→ EXERCISE DIRECTIONS:
Copy each line of the records that holds the string "Goal".

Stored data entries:
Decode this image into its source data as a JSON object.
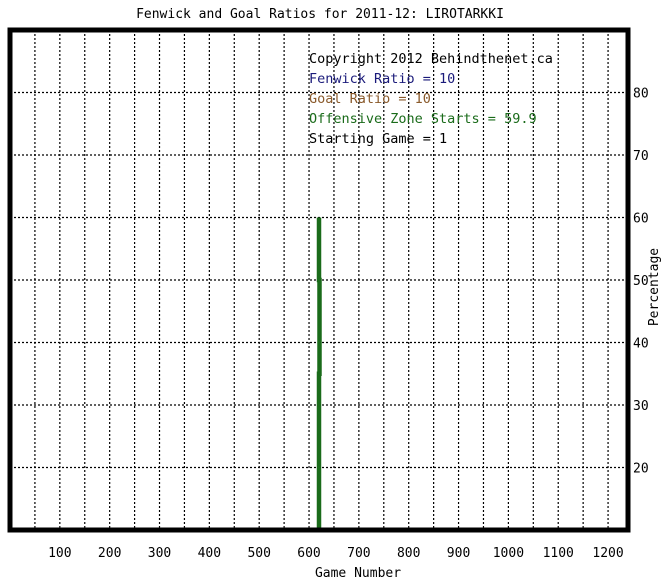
{
  "chart_data": {
    "type": "line",
    "title": "Fenwick and Goal Ratios for 2011-12: LIROTARKKI",
    "xlabel": "Game Number",
    "ylabel": "Percentage",
    "xlim": [
      0,
      1240
    ],
    "ylim": [
      10,
      90
    ],
    "x_ticks": [
      100,
      200,
      300,
      400,
      500,
      600,
      700,
      800,
      900,
      1000,
      1100,
      1200
    ],
    "y_ticks": [
      20,
      30,
      40,
      50,
      60,
      70,
      80
    ],
    "grid": true,
    "series": [
      {
        "name": "Offensive Zone Starts = 59.9",
        "color": "#1a6b1a",
        "points": [
          [
            620,
            10
          ],
          [
            620,
            35
          ],
          [
            621,
            35
          ],
          [
            621,
            50
          ],
          [
            620,
            50
          ],
          [
            620,
            60
          ]
        ]
      }
    ],
    "annotations": [
      {
        "text": "Copyright 2012 Behindthenet.ca",
        "color": "#000000"
      },
      {
        "text": "Fenwick Ratio = 10",
        "color": "#1a1a7a"
      },
      {
        "text": "Goal Ratio = 10",
        "color": "#8a5a2b"
      },
      {
        "text": "Offensive Zone Starts = 59.9",
        "color": "#1a6b1a"
      },
      {
        "text": "Starting Game = 1",
        "color": "#000000"
      }
    ]
  }
}
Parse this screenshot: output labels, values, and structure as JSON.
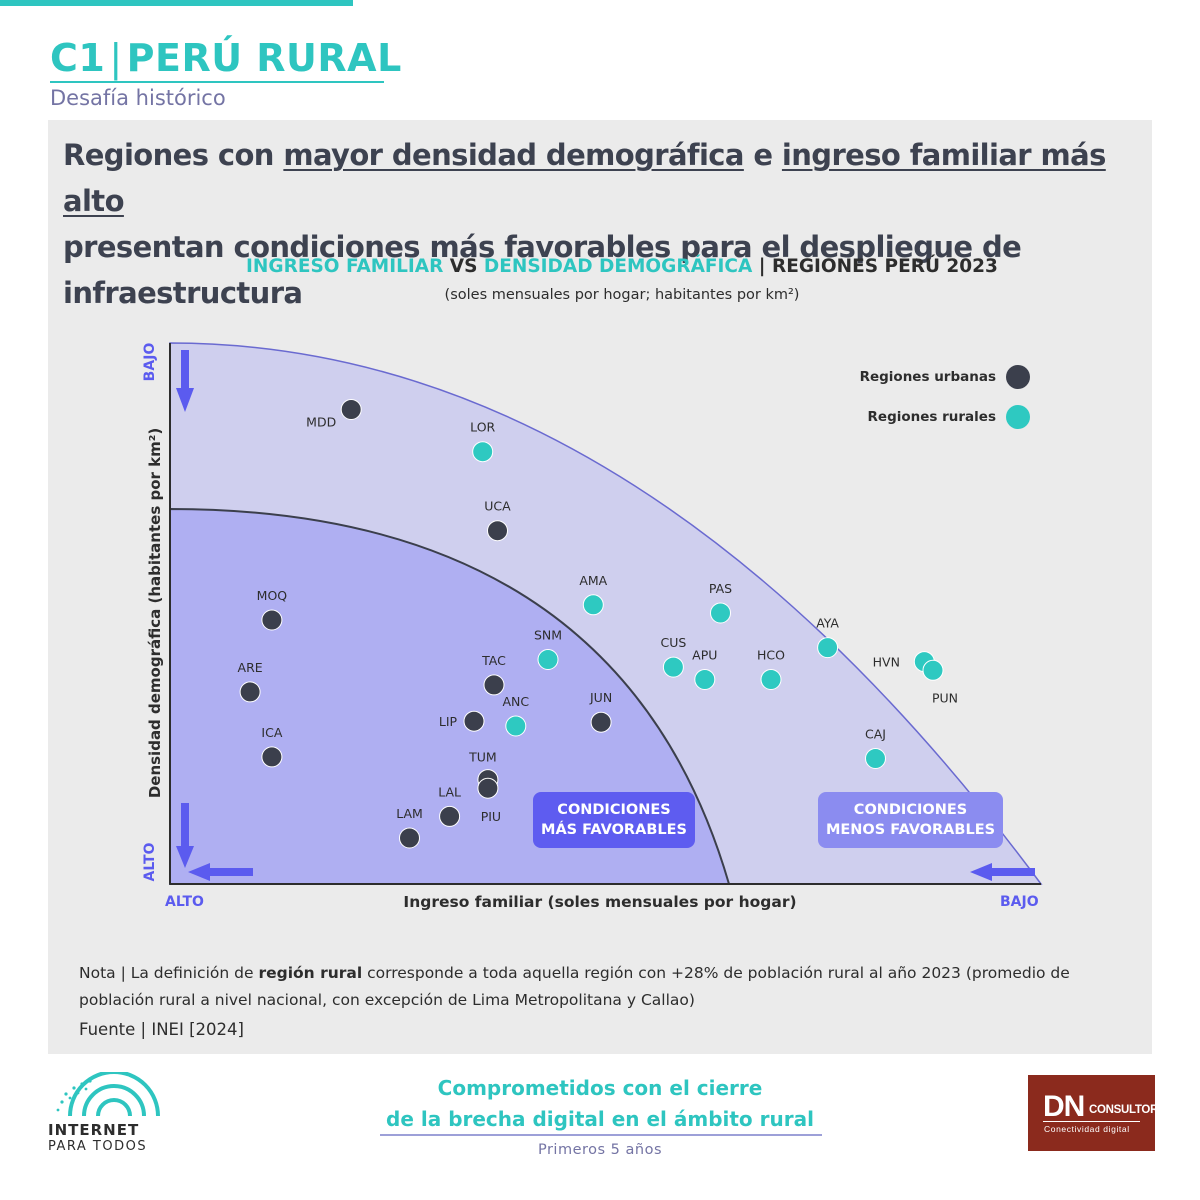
{
  "header": {
    "code": "C1",
    "separator": "|",
    "section": "PERÚ RURAL",
    "subtitle": "Desafía histórico"
  },
  "headline": {
    "p1": "Regiones con ",
    "u1": "mayor densidad demográfica",
    "p2": " e ",
    "u2": "ingreso familiar más alto",
    "line2": "presentan condiciones más favorables para el despliegue de infraestructura"
  },
  "chart_title": {
    "part1": "INGRESO FAMILIAR",
    "vs": " VS ",
    "part2": "DENSIDAD DEMOGRÁFICA",
    "part3": " | REGIONES PERÚ 2023",
    "units": "(soles mensuales por hogar; habitantes por km²)"
  },
  "chart_data": {
    "type": "scatter",
    "title": "INGRESO FAMILIAR VS DENSIDAD DEMOGRÁFICA | REGIONES PERÚ 2023",
    "subtitle": "(soles mensuales por hogar; habitantes por km²)",
    "xlabel": "Ingreso familiar (soles mensuales por hogar)",
    "ylabel": "Densidad demográfica (habitantes por km²)",
    "x_axis_ends": {
      "left": "ALTO",
      "right": "BAJO"
    },
    "y_axis_ends": {
      "top": "BAJO",
      "bottom": "ALTO"
    },
    "scale_note": "axes are unlabeled; x and y are relative positions (0 = ALTO end, 1 = BAJO end)",
    "zones": [
      {
        "label_line1": "CONDICIONES",
        "label_line2": "MÁS FAVORABLES"
      },
      {
        "label_line1": "CONDICIONES",
        "label_line2": "MENOS FAVORABLES"
      }
    ],
    "legend_placement": "top-right",
    "series": [
      {
        "name": "Regiones urbanas",
        "color": "#3b3f4c",
        "points": [
          {
            "label": "MDD",
            "x": 0.208,
            "y": 0.123
          },
          {
            "label": "UCA",
            "x": 0.376,
            "y": 0.347
          },
          {
            "label": "MOQ",
            "x": 0.117,
            "y": 0.512
          },
          {
            "label": "ARE",
            "x": 0.092,
            "y": 0.645
          },
          {
            "label": "ICA",
            "x": 0.117,
            "y": 0.765
          },
          {
            "label": "TAC",
            "x": 0.372,
            "y": 0.632
          },
          {
            "label": "LIP",
            "x": 0.349,
            "y": 0.699
          },
          {
            "label": "JUN",
            "x": 0.495,
            "y": 0.701
          },
          {
            "label": "TUM",
            "x": 0.365,
            "y": 0.807
          },
          {
            "label": "PIU",
            "x": 0.365,
            "y": 0.823
          },
          {
            "label": "LAL",
            "x": 0.321,
            "y": 0.875
          },
          {
            "label": "LAM",
            "x": 0.275,
            "y": 0.915
          }
        ]
      },
      {
        "name": "Regiones rurales",
        "color": "#2ec9c1",
        "points": [
          {
            "label": "LOR",
            "x": 0.359,
            "y": 0.201
          },
          {
            "label": "AMA",
            "x": 0.486,
            "y": 0.484
          },
          {
            "label": "SNM",
            "x": 0.434,
            "y": 0.585
          },
          {
            "label": "ANC",
            "x": 0.397,
            "y": 0.708
          },
          {
            "label": "PAS",
            "x": 0.632,
            "y": 0.499
          },
          {
            "label": "CUS",
            "x": 0.578,
            "y": 0.599
          },
          {
            "label": "APU",
            "x": 0.614,
            "y": 0.622
          },
          {
            "label": "HCO",
            "x": 0.69,
            "y": 0.622
          },
          {
            "label": "AYA",
            "x": 0.755,
            "y": 0.563
          },
          {
            "label": "HVN",
            "x": 0.866,
            "y": 0.589
          },
          {
            "label": "PUN",
            "x": 0.876,
            "y": 0.605
          },
          {
            "label": "CAJ",
            "x": 0.81,
            "y": 0.768
          }
        ]
      }
    ]
  },
  "note": {
    "prefix": "Nota | La definición de ",
    "bold": "región rural",
    "text": " corresponde a toda aquella región con +28% de población rural al año 2023 (promedio de población rural a nivel nacional, con excepción de Lima Metropolitana y Callao)"
  },
  "source": "Fuente | INEI [2024]",
  "footer": {
    "logo_line1": "INTERNET",
    "logo_line2": "PARA TODOS",
    "tagline_line1": "Comprometidos con el cierre",
    "tagline_line2": "de la brecha digital en el ámbito rural",
    "tagline_sub": "Primeros 5 años",
    "dn_logo": "DN",
    "dn_consultores": "CONSULTORES",
    "dn_tagline": "Conectividad digital"
  },
  "colors": {
    "accent": "#2ec5c0",
    "outer_zone": "#cfcfee",
    "inner_zone": "#afaff2",
    "arrow": "#5b5bef",
    "urban": "#3b3f4c",
    "rural": "#2ec9c1",
    "brand_dn": "#8b2a1d"
  }
}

→ SOLUTION TO THE PROBLEM:
    "title": "Fenwick and Goal Ratios for 2011-12: LIROTARKKI",
        "text": "Goal Ratio = 10",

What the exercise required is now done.